**What is being asked:**
Please reproduce the data below exactly, from the first line to the last.

**Record extracts:**

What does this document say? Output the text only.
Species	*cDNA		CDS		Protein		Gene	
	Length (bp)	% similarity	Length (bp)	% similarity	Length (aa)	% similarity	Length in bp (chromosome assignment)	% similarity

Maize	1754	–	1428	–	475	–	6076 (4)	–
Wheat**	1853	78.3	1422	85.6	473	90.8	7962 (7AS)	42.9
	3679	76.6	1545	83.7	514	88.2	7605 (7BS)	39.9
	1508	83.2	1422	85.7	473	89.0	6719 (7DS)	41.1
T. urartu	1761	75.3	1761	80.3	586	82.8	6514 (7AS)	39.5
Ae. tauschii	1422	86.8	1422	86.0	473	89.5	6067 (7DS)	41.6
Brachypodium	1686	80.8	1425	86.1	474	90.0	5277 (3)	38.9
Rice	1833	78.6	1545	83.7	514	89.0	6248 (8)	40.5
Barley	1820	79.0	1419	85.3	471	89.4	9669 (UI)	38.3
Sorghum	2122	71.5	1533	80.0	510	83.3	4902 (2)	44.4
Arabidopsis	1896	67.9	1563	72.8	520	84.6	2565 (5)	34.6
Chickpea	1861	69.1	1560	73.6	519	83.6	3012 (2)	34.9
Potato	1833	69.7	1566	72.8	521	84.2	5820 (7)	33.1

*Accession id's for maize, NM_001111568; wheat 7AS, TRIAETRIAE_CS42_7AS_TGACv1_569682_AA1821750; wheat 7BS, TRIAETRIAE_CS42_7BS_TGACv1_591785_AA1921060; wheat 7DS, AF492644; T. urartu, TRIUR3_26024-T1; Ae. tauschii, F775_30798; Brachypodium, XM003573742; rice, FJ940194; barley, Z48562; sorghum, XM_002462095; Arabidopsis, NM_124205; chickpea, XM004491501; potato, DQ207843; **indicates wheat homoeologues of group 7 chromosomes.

**Response area:**
What does this document say? Output the text only.
Species	*cDNA		CDS		Protein		Gene	
	Length (bp)	% similarity	Length (bp)	% similarity	Length (aa)	% similarity	Length in bp (chromosome assignment)	% similarity

Maize	1754	–	1428	–	475	–	6076 (4)	–
Wheat**	1853	78.3	1422	85.6	473	90.8	7962 (7AS)	42.9
	3679	76.6	1545	83.7	514	88.2	7605 (7BS)	39.9
	1508	83.2	1422	85.7	473	89.0	6719 (7DS)	41.1
T. urartu	1761	75.3	1761	80.3	586	82.8	6514 (7AS)	39.5
Ae. tauschii	1422	86.8	1422	86.0	473	89.5	6067 (7DS)	41.6
Brachypodium	1686	80.8	1425	86.1	474	90.0	5277 (3)	38.9
Rice	1833	78.6	1545	83.7	514	89.0	6248 (8)	40.5
Barley	1820	79.0	1419	85.3	471	89.4	9669 (UI)	38.3
Sorghum	2122	71.5	1533	80.0	510	83.3	4902 (2)	44.4
Arabidopsis	1896	67.9	1563	72.8	520	84.6	2565 (5)	34.6
Chickpea	1861	69.1	1560	73.6	519	83.6	3012 (2)	34.9
Potato	1833	69.7	1566	72.8	521	84.2	5820 (7)	33.1

*Accession id's for maize, NM_001111568; wheat 7AS, TRIAETRIAE_CS42_7AS_TGACv1_569682_AA1821750; wheat 7BS, TRIAETRIAE_CS42_7BS_TGACv1_591785_AA1921060; wheat 7DS, AF492644; T. urartu, TRIUR3_26024-T1; Ae. tauschii, F775_30798; Brachypodium, XM003573742; rice, FJ940194; barley, Z48562; sorghum, XM_002462095; Arabidopsis, NM_124205; chickpea, XM004491501; potato, DQ207843; **indicates wheat homoeologues of group 7 chromosomes.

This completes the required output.